## [Problem]
Repeat word for word the lines of the entries below, starting with the very first line and ending with the line that contains "x-tick-label: May '25". Include both of those lines.

Annotated element listings:
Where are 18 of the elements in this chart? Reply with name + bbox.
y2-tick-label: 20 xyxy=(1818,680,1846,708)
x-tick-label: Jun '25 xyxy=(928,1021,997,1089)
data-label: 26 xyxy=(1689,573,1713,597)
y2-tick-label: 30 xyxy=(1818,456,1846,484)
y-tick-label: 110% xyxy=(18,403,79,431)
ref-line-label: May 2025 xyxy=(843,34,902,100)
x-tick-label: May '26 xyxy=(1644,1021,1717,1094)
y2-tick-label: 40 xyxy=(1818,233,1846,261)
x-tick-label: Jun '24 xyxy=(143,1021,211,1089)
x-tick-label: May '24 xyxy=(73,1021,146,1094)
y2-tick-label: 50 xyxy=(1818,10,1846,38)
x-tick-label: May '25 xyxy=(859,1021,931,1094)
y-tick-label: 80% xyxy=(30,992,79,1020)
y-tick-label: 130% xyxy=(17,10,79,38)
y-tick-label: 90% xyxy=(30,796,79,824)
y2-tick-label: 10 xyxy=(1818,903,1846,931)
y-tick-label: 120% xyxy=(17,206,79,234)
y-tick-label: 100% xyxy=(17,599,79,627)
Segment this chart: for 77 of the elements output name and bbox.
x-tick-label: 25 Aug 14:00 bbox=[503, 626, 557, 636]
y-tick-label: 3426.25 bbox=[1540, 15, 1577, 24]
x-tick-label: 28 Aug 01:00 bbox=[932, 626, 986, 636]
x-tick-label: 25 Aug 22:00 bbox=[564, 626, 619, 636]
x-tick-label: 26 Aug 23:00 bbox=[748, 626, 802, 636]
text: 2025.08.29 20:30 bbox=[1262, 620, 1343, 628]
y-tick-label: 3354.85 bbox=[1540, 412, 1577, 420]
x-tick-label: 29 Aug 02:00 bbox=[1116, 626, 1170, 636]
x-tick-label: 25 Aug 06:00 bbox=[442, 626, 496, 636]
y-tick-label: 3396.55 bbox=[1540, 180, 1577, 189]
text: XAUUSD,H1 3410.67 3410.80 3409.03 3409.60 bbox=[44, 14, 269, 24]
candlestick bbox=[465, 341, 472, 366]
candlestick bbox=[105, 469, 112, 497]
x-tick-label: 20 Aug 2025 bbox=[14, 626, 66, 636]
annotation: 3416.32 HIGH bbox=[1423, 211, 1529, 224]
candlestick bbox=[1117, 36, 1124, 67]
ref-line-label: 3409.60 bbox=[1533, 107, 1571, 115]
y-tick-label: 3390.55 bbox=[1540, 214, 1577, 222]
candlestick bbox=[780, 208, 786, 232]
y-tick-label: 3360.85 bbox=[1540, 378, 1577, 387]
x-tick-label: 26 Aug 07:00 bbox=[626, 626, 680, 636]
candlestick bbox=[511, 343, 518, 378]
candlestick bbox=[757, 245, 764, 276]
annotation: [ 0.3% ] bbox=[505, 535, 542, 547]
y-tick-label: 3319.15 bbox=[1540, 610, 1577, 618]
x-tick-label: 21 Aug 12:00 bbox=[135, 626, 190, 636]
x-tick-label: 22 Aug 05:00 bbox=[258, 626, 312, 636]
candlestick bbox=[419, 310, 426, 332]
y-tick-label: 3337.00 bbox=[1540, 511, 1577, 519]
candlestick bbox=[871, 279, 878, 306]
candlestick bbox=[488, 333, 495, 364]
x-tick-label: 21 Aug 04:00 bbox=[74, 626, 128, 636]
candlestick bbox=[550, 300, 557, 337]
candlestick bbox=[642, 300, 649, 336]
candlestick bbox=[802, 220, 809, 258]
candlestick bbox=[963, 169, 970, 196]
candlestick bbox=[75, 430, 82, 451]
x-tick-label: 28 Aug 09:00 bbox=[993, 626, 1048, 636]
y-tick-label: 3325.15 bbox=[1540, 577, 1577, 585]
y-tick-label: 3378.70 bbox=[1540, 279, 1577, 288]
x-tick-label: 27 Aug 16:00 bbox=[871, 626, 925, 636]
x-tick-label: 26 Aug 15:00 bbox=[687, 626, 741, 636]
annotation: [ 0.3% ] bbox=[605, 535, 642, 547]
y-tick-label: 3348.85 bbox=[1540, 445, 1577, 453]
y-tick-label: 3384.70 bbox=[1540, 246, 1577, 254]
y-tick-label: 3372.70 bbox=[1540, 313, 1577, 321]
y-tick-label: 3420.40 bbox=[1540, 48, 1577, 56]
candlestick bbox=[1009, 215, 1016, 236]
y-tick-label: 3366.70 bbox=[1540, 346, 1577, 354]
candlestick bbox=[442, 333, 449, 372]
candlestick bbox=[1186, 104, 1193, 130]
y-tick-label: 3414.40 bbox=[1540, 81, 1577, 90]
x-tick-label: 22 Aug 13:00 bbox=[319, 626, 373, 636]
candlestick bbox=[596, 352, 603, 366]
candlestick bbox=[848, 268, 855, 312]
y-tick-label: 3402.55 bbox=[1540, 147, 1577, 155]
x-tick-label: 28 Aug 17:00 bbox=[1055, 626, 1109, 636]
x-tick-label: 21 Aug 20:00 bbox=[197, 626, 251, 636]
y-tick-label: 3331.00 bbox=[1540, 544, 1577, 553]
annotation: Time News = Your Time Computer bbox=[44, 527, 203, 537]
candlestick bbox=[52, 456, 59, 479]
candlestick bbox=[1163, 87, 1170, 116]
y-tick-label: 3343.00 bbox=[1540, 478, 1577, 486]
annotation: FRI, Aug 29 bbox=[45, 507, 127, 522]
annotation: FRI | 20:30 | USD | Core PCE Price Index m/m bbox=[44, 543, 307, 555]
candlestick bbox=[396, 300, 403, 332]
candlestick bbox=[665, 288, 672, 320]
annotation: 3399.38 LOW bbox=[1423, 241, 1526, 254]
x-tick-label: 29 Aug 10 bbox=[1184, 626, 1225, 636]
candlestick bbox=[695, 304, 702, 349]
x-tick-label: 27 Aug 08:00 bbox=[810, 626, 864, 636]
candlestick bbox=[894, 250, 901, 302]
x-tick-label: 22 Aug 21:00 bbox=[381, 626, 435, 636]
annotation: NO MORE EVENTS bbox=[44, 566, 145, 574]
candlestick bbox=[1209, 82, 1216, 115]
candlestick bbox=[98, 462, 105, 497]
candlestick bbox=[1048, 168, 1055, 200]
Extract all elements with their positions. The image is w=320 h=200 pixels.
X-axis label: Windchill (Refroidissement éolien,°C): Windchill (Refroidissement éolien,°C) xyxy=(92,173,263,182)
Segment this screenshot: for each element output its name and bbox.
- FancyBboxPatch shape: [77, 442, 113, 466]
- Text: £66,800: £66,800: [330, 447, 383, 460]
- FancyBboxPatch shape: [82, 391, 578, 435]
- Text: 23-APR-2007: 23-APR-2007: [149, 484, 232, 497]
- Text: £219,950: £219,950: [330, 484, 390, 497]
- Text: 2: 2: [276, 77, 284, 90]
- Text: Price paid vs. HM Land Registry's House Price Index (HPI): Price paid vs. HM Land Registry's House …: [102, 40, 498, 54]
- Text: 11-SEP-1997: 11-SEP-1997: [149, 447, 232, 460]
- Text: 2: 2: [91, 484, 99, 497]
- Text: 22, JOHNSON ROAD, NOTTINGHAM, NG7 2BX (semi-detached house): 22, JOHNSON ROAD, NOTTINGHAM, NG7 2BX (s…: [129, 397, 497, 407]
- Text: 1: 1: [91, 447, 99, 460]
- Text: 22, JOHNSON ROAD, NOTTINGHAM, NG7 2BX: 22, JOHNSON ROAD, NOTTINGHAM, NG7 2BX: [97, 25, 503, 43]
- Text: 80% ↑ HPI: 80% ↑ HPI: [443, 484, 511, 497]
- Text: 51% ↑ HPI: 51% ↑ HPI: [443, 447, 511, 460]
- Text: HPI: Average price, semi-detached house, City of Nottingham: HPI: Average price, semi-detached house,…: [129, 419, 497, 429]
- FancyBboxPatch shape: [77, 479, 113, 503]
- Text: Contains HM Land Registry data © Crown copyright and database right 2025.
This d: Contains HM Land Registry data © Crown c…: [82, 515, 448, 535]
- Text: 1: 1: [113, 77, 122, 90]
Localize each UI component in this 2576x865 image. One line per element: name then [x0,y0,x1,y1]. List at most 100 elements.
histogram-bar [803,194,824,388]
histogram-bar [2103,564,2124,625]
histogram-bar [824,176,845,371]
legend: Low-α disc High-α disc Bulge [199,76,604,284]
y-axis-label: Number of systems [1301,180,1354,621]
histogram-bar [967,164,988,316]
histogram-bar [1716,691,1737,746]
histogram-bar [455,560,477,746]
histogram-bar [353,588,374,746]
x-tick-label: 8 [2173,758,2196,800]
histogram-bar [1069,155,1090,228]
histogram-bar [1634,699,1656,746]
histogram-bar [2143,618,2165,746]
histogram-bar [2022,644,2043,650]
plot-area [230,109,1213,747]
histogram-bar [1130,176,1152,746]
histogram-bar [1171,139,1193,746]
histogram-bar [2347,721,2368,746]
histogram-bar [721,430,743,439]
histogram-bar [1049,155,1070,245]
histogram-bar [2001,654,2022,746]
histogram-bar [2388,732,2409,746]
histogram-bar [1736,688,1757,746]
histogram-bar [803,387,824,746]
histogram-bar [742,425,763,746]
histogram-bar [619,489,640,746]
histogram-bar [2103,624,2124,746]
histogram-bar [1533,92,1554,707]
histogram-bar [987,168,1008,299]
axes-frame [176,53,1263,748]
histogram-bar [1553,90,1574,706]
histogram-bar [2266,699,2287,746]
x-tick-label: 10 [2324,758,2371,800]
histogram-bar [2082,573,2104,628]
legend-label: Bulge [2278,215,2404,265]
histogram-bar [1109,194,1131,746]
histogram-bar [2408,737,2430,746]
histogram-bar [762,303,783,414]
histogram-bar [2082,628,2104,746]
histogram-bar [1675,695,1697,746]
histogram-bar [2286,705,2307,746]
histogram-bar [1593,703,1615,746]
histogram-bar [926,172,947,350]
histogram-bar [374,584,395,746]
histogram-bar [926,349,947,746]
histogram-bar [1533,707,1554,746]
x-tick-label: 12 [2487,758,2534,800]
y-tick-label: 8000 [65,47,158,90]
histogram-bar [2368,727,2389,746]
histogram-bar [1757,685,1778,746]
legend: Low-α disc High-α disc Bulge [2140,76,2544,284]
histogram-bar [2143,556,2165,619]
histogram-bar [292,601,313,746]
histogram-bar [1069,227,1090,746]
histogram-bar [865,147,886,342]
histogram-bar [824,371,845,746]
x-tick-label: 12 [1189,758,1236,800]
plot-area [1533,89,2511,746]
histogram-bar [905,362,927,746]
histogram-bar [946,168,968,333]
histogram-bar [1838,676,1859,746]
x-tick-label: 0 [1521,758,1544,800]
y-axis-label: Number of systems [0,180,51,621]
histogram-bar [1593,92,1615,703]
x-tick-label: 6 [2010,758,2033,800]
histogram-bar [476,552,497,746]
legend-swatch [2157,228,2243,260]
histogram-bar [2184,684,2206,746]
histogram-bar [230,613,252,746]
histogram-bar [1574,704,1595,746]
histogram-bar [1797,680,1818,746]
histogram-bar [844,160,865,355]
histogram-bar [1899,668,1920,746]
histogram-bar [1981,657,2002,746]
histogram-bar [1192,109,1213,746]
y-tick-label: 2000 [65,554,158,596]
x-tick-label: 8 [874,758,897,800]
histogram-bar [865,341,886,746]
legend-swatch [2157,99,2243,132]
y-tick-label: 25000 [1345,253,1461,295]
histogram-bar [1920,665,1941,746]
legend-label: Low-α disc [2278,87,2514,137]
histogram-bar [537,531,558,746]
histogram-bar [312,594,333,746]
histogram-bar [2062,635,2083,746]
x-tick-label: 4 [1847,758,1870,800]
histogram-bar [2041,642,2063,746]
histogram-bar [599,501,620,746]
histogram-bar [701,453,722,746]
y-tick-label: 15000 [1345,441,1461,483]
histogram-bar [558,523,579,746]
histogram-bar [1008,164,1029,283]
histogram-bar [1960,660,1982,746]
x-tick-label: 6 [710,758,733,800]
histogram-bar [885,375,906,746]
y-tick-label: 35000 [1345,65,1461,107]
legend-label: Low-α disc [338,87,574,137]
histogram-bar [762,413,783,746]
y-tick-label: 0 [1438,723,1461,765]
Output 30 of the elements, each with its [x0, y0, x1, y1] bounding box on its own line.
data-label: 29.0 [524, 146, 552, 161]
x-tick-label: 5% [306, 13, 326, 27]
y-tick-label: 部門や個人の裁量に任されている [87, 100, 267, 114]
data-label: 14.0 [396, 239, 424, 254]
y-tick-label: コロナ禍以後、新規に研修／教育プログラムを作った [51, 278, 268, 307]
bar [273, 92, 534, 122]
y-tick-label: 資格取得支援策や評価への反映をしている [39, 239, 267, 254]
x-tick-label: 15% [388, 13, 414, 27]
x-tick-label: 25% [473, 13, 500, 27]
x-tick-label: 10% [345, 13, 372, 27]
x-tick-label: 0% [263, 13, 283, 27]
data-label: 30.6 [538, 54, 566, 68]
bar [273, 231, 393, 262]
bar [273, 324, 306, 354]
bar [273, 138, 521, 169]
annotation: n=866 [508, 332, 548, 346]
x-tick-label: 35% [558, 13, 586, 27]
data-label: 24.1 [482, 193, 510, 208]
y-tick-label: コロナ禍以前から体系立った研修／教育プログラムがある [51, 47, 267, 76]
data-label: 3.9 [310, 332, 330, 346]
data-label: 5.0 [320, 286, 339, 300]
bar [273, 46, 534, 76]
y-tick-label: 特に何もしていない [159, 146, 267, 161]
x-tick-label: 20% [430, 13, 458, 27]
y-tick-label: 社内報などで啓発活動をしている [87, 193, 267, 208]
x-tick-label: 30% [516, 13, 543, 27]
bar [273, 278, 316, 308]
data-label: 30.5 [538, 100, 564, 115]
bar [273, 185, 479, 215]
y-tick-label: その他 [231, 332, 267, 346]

## [Finished exercise]
Where are 18 of the elements in this chart? Reply with name + bbox.
y2-tick-label: 20 xyxy=(1818,680,1846,708)
x-tick-label: Jun '25 xyxy=(928,1021,997,1089)
data-label: 26 xyxy=(1689,573,1713,597)
y2-tick-label: 30 xyxy=(1818,456,1846,484)
y-tick-label: 110% xyxy=(18,403,79,431)
ref-line-label: May 2025 xyxy=(843,34,902,100)
x-tick-label: May '26 xyxy=(1644,1021,1717,1094)
y2-tick-label: 40 xyxy=(1818,233,1846,261)
x-tick-label: Jun '24 xyxy=(143,1021,211,1089)
x-tick-label: May '24 xyxy=(73,1021,146,1094)
y2-tick-label: 50 xyxy=(1818,10,1846,38)
x-tick-label: May '25 xyxy=(859,1021,931,1094)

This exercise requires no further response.